Reproduce the records below exactly, leaving out any pictures.

+ + + +

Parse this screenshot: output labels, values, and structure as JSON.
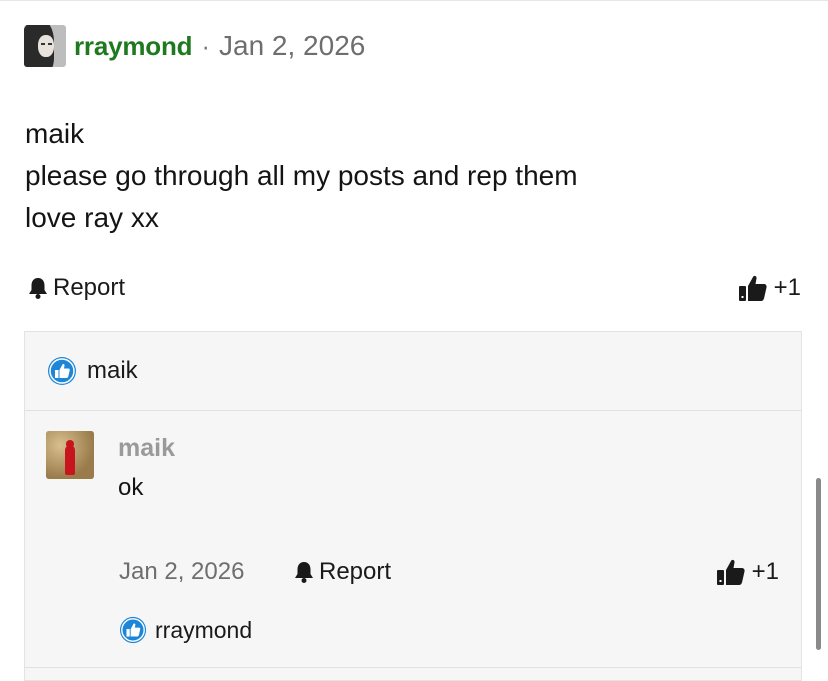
{
  "post": {
    "author": "rraymond",
    "separator": "·",
    "date": "Jan 2, 2026",
    "body_lines": [
      "maik",
      "please go through all my posts and rep them",
      "love ray xx"
    ],
    "report_label": "Report",
    "rep_label": "+1"
  },
  "likes": {
    "names": [
      "maik"
    ]
  },
  "comment": {
    "author": "maik",
    "text": "ok",
    "date": "Jan 2, 2026",
    "report_label": "Report",
    "rep_label": "+1",
    "liked_by": "rraymond"
  },
  "colors": {
    "author_green": "#1f7a1f",
    "like_blue": "#1e86d6",
    "muted": "#6e6e6e"
  },
  "icons": {
    "report": "bell-icon",
    "rep": "thumbs-up-icon",
    "like_badge": "like-badge-icon"
  }
}
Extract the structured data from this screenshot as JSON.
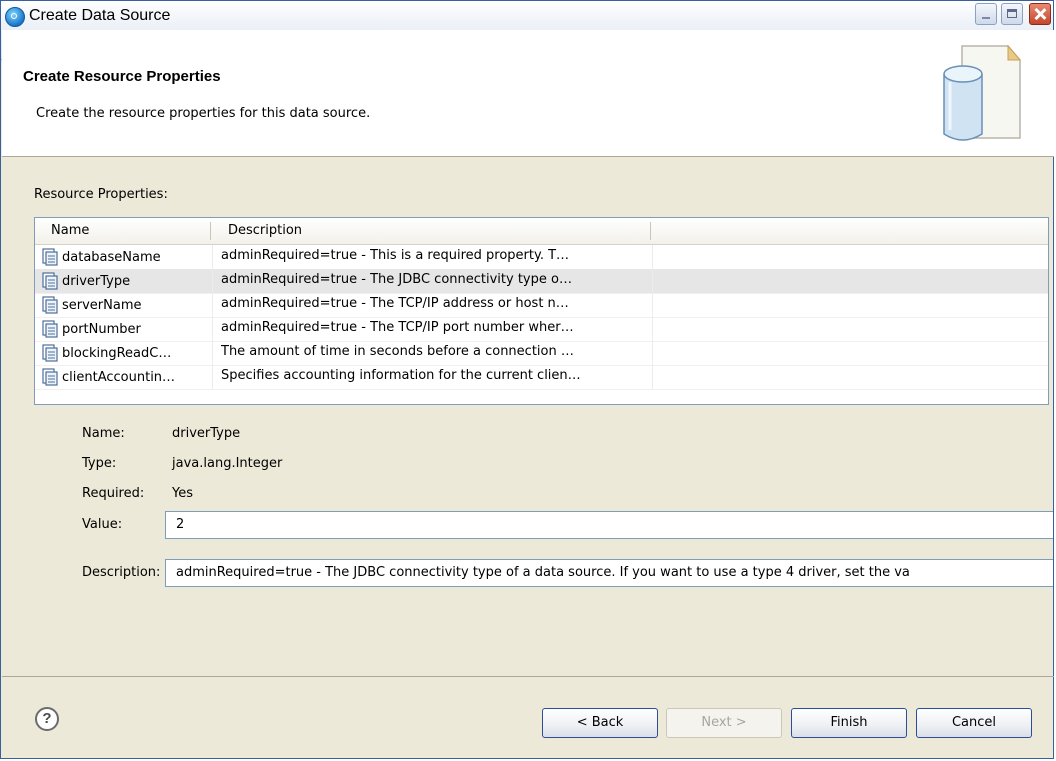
{
  "window": {
    "title": "Create Data Source"
  },
  "header": {
    "title": "Create Resource Properties",
    "subtitle": "Create the resource properties for this data source."
  },
  "table": {
    "label": "Resource Properties:",
    "columns": [
      "Name",
      "Description"
    ],
    "rows": [
      {
        "name": "databaseName",
        "description": "adminRequired=true - This is a required property. T…"
      },
      {
        "name": "driverType",
        "description": "adminRequired=true - The JDBC connectivity type o…"
      },
      {
        "name": "serverName",
        "description": "adminRequired=true - The TCP/IP address or host n…"
      },
      {
        "name": "portNumber",
        "description": "adminRequired=true - The TCP/IP port number wher…"
      },
      {
        "name": "blockingReadC…",
        "description": "The amount of time in seconds before a connection …"
      },
      {
        "name": "clientAccountin…",
        "description": "Specifies accounting information for the current clien…"
      }
    ],
    "selected_index": 1
  },
  "details": {
    "name_label": "Name:",
    "name_value": "driverType",
    "type_label": "Type:",
    "type_value": "java.lang.Integer",
    "required_label": "Required:",
    "required_value": "Yes",
    "value_label": "Value:",
    "value_value": "2",
    "description_label": "Description:",
    "description_value": "adminRequired=true - The JDBC connectivity type of a data source. If you want to use a type 4 driver, set the va"
  },
  "footer": {
    "help_label": "?",
    "back_label": "< Back",
    "next_label": "Next >",
    "finish_label": "Finish",
    "cancel_label": "Cancel"
  },
  "icons": {
    "app": "eclipse-icon",
    "property": "property-icon",
    "banner": "database-icon",
    "help": "help-icon"
  }
}
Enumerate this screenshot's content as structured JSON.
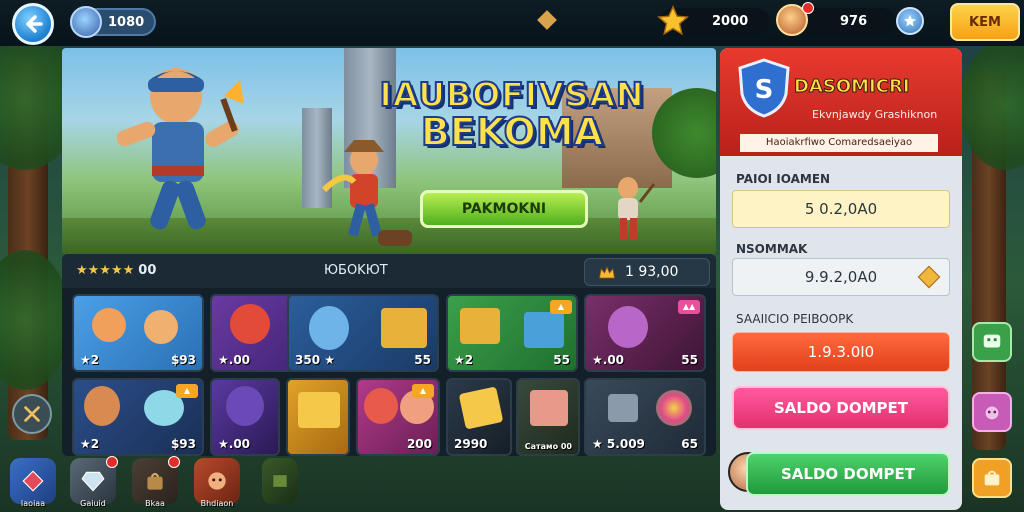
{
  "topbar": {
    "player_value": "1080",
    "star_value": "2000",
    "hero_value": "976",
    "menu_label": "KEM"
  },
  "banner": {
    "title_line1": "IAUBOFIVSAN",
    "title_line2": "BEKOMA",
    "play_label": "PAKMOKNI"
  },
  "grid": {
    "stars_rating": "★★★★★",
    "stars_count": "00",
    "title": "ЮБOKЮТ",
    "gold_value": "1 93,00",
    "cards": [
      {
        "left": "★2",
        "right": "$93",
        "badge": ""
      },
      {
        "left": "★.00",
        "right": "55",
        "badge": ""
      },
      {
        "left": "350 ★",
        "right": "55",
        "badge": ""
      },
      {
        "left": "★2",
        "right": "55",
        "badge": "▲"
      },
      {
        "left": "★.00",
        "right": "55",
        "badge": "▲▲"
      },
      {
        "left": "★2",
        "right": "$93",
        "badge": "▲"
      },
      {
        "left": "★.00",
        "right": "",
        "badge": ""
      },
      {
        "left": "",
        "right": "",
        "badge": "▲"
      },
      {
        "left": "★2",
        "right": "200",
        "badge": "▲"
      },
      {
        "left": "2990",
        "right": "",
        "badge": ""
      },
      {
        "left": "",
        "right": "Сатамо 00",
        "badge": ""
      },
      {
        "left": "★ 5.009",
        "right": "65",
        "badge": ""
      }
    ]
  },
  "side": {
    "brand": "DASOMICRI",
    "subtitle": "Ekvnjawdy Grashiknon",
    "strip": "Haoiakrfiwo Comaredsaeiyao",
    "field1_label": "PAIOI IOAMEN",
    "field1_value": "5 0.2,0A0",
    "field2_label": "NSOMMAK",
    "field2_value": "9.9.2,0A0",
    "field3_label": "SAAIICIO PEIBOOPK",
    "btn_red": "1.9.3.0I0",
    "btn_pink": "SALDO DOMPET",
    "btn_green": "SALDO DOMPET"
  },
  "nav": {
    "items": [
      {
        "label": "Iaoiaa"
      },
      {
        "label": "Gaiuid"
      },
      {
        "label": "Bkaa"
      },
      {
        "label": "Bhdiaon"
      },
      {
        "label": ""
      }
    ]
  }
}
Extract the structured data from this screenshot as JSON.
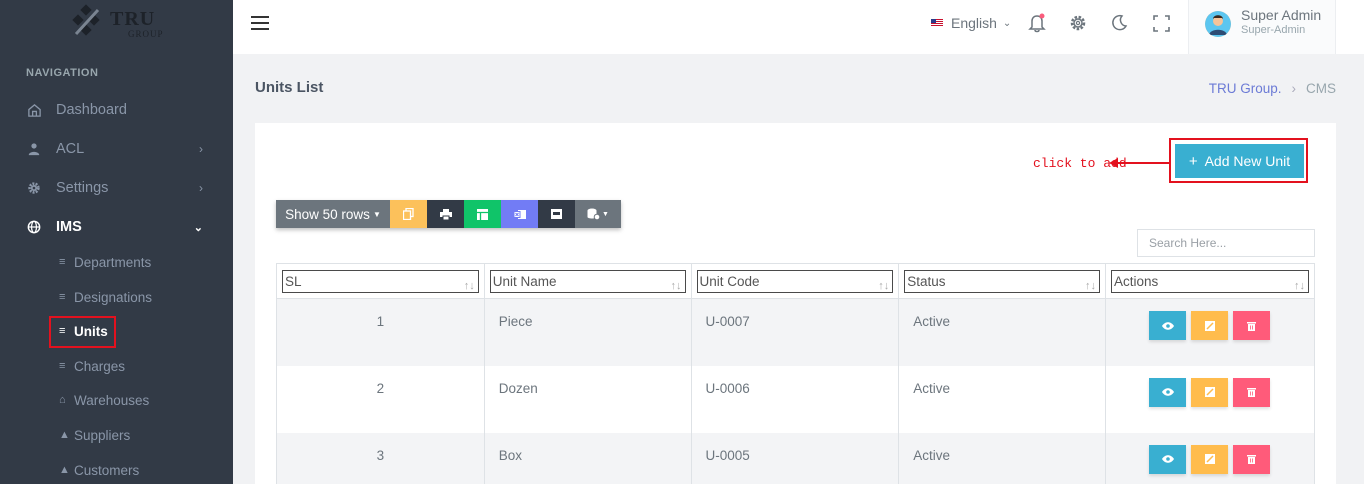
{
  "brand": {
    "name": "TRU",
    "sub": "GROUP"
  },
  "sidebar": {
    "title": "NAVIGATION",
    "items": [
      {
        "label": "Dashboard",
        "icon": "home-icon"
      },
      {
        "label": "ACL",
        "icon": "user-icon"
      },
      {
        "label": "Settings",
        "icon": "gear-icon"
      },
      {
        "label": "IMS",
        "icon": "globe-icon"
      }
    ],
    "subitems": [
      {
        "label": "Departments",
        "icon": "list-icon"
      },
      {
        "label": "Designations",
        "icon": "list-icon"
      },
      {
        "label": "Units",
        "icon": "list-icon"
      },
      {
        "label": "Charges",
        "icon": "list-icon"
      },
      {
        "label": "Warehouses",
        "icon": "home-icon"
      },
      {
        "label": "Suppliers",
        "icon": "user-icon"
      },
      {
        "label": "Customers",
        "icon": "user-icon"
      }
    ]
  },
  "topbar": {
    "language": "English",
    "user_name": "Super Admin",
    "user_role": "Super-Admin"
  },
  "page": {
    "title": "Units List",
    "breadcrumb": [
      "TRU Group.",
      "CMS"
    ]
  },
  "toolbar": {
    "show_rows": "Show 50 rows",
    "add_button": "Add New Unit",
    "annotation": "click to add",
    "search_placeholder": "Search Here...",
    "colors": {
      "copy": "#fcc15b",
      "print": "#323a46",
      "csv": "#10c469",
      "excel": "#727cf5",
      "pdf": "#323a46",
      "columns": "#6c757d",
      "show": "#6c757d"
    }
  },
  "table": {
    "headers": [
      "SL",
      "Unit Name",
      "Unit Code",
      "Status",
      "Actions"
    ],
    "rows": [
      {
        "sl": "1",
        "name": "Piece",
        "code": "U-0007",
        "status": "Active"
      },
      {
        "sl": "2",
        "name": "Dozen",
        "code": "U-0006",
        "status": "Active"
      },
      {
        "sl": "3",
        "name": "Box",
        "code": "U-0005",
        "status": "Active"
      }
    ],
    "action_colors": {
      "view": "#39afd1",
      "edit": "#ffbc4d",
      "delete": "#ff5b7a"
    }
  }
}
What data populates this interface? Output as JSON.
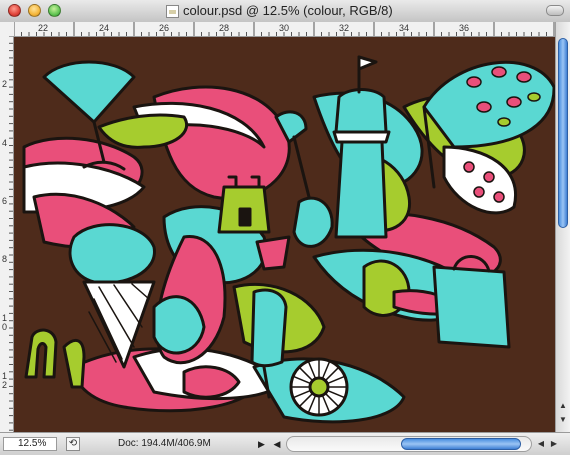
{
  "window": {
    "title": "colour.psd @ 12.5% (colour, RGB/8)"
  },
  "ruler_top": {
    "labels": [
      "22",
      "24",
      "26",
      "28",
      "30",
      "32",
      "34",
      "36"
    ]
  },
  "ruler_left": {
    "labels": [
      "2",
      "4",
      "6",
      "8",
      "1\n0",
      "1\n2"
    ]
  },
  "status": {
    "zoom": "12.5%",
    "doc_size": "Doc: 194.4M/406.9M"
  },
  "colors": {
    "canvas_bg": "#4e2b1b",
    "teal": "#5ad8d2",
    "pink": "#e94f7a",
    "lime": "#a6cc2e",
    "white": "#ffffff",
    "outline": "#1a1410"
  },
  "icons": {
    "close": "close-window-icon",
    "minimize": "minimize-window-icon",
    "zoom": "zoom-window-icon",
    "document": "psd-document-icon"
  }
}
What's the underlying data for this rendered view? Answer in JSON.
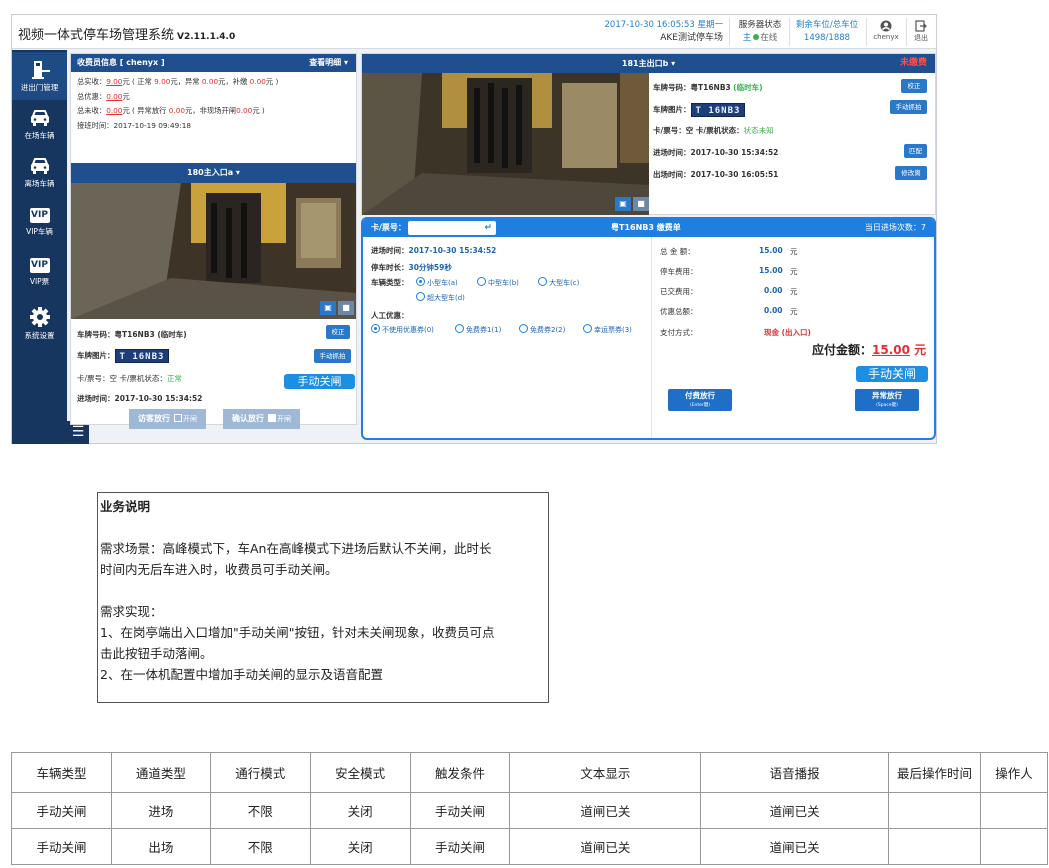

+ + + +

• _FULL RESPONSE_
Parse this screenshot: output labels, values, and structure as JSON.
{
  "post": {
    "author": "rraymond",
    "separator": "·",
    "date": "Jan 2, 2026",
    "body_lines": [
      "maik",
      "please go through all my posts and rep them",
      "love ray xx"
    ],
    "report_label": "Report",
    "rep_label": "+1"
  },
  "likes": {
    "names": [
      "maik"
    ]
  },
  "comment": {
    "author": "maik",
    "text": "ok",
    "date": "Jan 2, 2026",
    "report_label": "Report",
    "rep_label": "+1",
    "liked_by": "rraymond"
  },
  "colors": {
    "author_green": "#1f7a1f",
    "like_blue": "#1e86d6",
    "muted": "#6e6e6e"
  },
  "icons": {
    "report": "bell-icon",
    "rep": "thumbs-up-icon",
    "like_badge": "like-badge-icon"
  }
}
Extract the structured data from this screenshot as JSON.
{
  "window": {
    "title": "Create Data Source"
  },
  "header": {
    "title": "Create Resource Properties",
    "subtitle": "Create the resource properties for this data source."
  },
  "table": {
    "label": "Resource Properties:",
    "columns": [
      "Name",
      "Description"
    ],
    "rows": [
      {
        "name": "databaseName",
        "description": "adminRequired=true - This is a required property. T…"
      },
      {
        "name": "driverType",
        "description": "adminRequired=true - The JDBC connectivity type o…"
      },
      {
        "name": "serverName",
        "description": "adminRequired=true - The TCP/IP address or host n…"
      },
      {
        "name": "portNumber",
        "description": "adminRequired=true - The TCP/IP port number wher…"
      },
      {
        "name": "blockingReadC…",
        "description": "The amount of time in seconds before a connection …"
      },
      {
        "name": "clientAccountin…",
        "description": "Specifies accounting information for the current clien…"
      }
    ],
    "selected_index": 1
  },
  "details": {
    "name_label": "Name:",
    "name_value": "driverType",
    "type_label": "Type:",
    "type_value": "java.lang.Integer",
    "required_label": "Required:",
    "required_value": "Yes",
    "value_label": "Value:",
    "value_value": "2",
    "description_label": "Description:",
    "description_value": "adminRequired=true - The JDBC connectivity type of a data source. If you want to use a type 4 driver, set the va"
  },
  "footer": {
    "help_label": "?",
    "back_label": "< Back",
    "next_label": "Next >",
    "finish_label": "Finish",
    "cancel_label": "Cancel"
  },
  "icons": {
    "app": "eclipse-icon",
    "property": "property-icon",
    "banner": "database-icon",
    "help": "help-icon"
  }
}
Enumerate this screenshot's content as structured JSON.
{
  "topbar": {
    "player_value": "1080",
    "star_value": "2000",
    "hero_value": "976",
    "menu_label": "KEM"
  },
  "banner": {
    "title_line1": "IAUBOFIVSAN",
    "title_line2": "BEKOMA",
    "play_label": "PAKMOKNI"
  },
  "grid": {
    "stars_rating": "★★★★★",
    "stars_count": "00",
    "title": "ЮБOKЮТ",
    "gold_value": "1 93,00",
    "cards": [
      {
        "left": "★2",
        "right": "$93",
        "badge": ""
      },
      {
        "left": "★.00",
        "right": "55",
        "badge": ""
      },
      {
        "left": "350 ★",
        "right": "55",
        "badge": ""
      },
      {
        "left": "★2",
        "right": "55",
        "badge": "▲"
      },
      {
        "left": "★.00",
        "right": "55",
        "badge": "▲▲"
      },
      {
        "left": "★2",
        "right": "$93",
        "badge": "▲"
      },
      {
        "left": "★.00",
        "right": "",
        "badge": ""
      },
      {
        "left": "",
        "right": "",
        "badge": "▲"
      },
      {
        "left": "★2",
        "right": "200",
        "badge": "▲"
      },
      {
        "left": "2990",
        "right": "",
        "badge": ""
      },
      {
        "left": "",
        "right": "Сатамо 00",
        "badge": ""
      },
      {
        "left": "★ 5.009",
        "right": "65",
        "badge": ""
      }
    ]
  },
  "side": {
    "brand": "DASOMICRI",
    "subtitle": "Ekvnjawdy Grashiknon",
    "strip": "Haoiakrfiwo Comaredsaeiyao",
    "field1_label": "PAIOI IOAMEN",
    "field1_value": "5 0.2,0A0",
    "field2_label": "NSOMMAK",
    "field2_value": "9.9.2,0A0",
    "field3_label": "SAAIICIO PEIBOOPK",
    "btn_red": "1.9.3.0I0",
    "btn_pink": "SALDO DOMPET",
    "btn_green": "SALDO DOMPET"
  },
  "nav": {
    "items": [
      {
        "label": "Iaoiaa"
      },
      {
        "label": "Gaiuid"
      },
      {
        "label": "Bkaa"
      },
      {
        "label": "Bhdiaon"
      },
      {
        "label": ""
      }
    ]
  }
}
Extract the structured data from this screenshot as JSON.
{
  "brand": {
    "name": "TRU",
    "sub": "GROUP"
  },
  "sidebar": {
    "title": "NAVIGATION",
    "items": [
      {
        "label": "Dashboard",
        "icon": "home-icon"
      },
      {
        "label": "ACL",
        "icon": "user-icon"
      },
      {
        "label": "Settings",
        "icon": "gear-icon"
      },
      {
        "label": "IMS",
        "icon": "globe-icon"
      }
    ],
    "subitems": [
      {
        "label": "Departments",
        "icon": "list-icon"
      },
      {
        "label": "Designations",
        "icon": "list-icon"
      },
      {
        "label": "Units",
        "icon": "list-icon"
      },
      {
        "label": "Charges",
        "icon": "list-icon"
      },
      {
        "label": "Warehouses",
        "icon": "home-icon"
      },
      {
        "label": "Suppliers",
        "icon": "user-icon"
      },
      {
        "label": "Customers",
        "icon": "user-icon"
      }
    ]
  },
  "topbar": {
    "language": "English",
    "user_name": "Super Admin",
    "user_role": "Super-Admin"
  },
  "page": {
    "title": "Units List",
    "breadcrumb": [
      "TRU Group.",
      "CMS"
    ]
  },
  "toolbar": {
    "show_rows": "Show 50 rows",
    "add_button": "Add New Unit",
    "annotation": "click to add",
    "search_placeholder": "Search Here...",
    "colors": {
      "copy": "#fcc15b",
      "print": "#323a46",
      "csv": "#10c469",
      "excel": "#727cf5",
      "pdf": "#323a46",
      "columns": "#6c757d",
      "show": "#6c757d"
    }
  },
  "table": {
    "headers": [
      "SL",
      "Unit Name",
      "Unit Code",
      "Status",
      "Actions"
    ],
    "rows": [
      {
        "sl": "1",
        "name": "Piece",
        "code": "U-0007",
        "status": "Active"
      },
      {
        "sl": "2",
        "name": "Dozen",
        "code": "U-0006",
        "status": "Active"
      },
      {
        "sl": "3",
        "name": "Box",
        "code": "U-0005",
        "status": "Active"
      }
    ],
    "action_colors": {
      "view": "#39afd1",
      "edit": "#ffbc4d",
      "delete": "#ff5b7a"
    }
  }
}
What data populates this interface? Output as JSON.
{
  "window": {
    "title": "colour.psd @ 12.5% (colour, RGB/8)"
  },
  "ruler_top": {
    "labels": [
      "22",
      "24",
      "26",
      "28",
      "30",
      "32",
      "34",
      "36"
    ]
  },
  "ruler_left": {
    "labels": [
      "2",
      "4",
      "6",
      "8",
      "1\n0",
      "1\n2"
    ]
  },
  "status": {
    "zoom": "12.5%",
    "doc_size": "Doc: 194.4M/406.9M"
  },
  "colors": {
    "canvas_bg": "#4e2b1b",
    "teal": "#5ad8d2",
    "pink": "#e94f7a",
    "lime": "#a6cc2e",
    "white": "#ffffff",
    "outline": "#1a1410"
  },
  "icons": {
    "close": "close-window-icon",
    "minimize": "minimize-window-icon",
    "zoom": "zoom-window-icon",
    "document": "psd-document-icon"
  }
}
What's the underlying data for this rendered view? Answer in JSON.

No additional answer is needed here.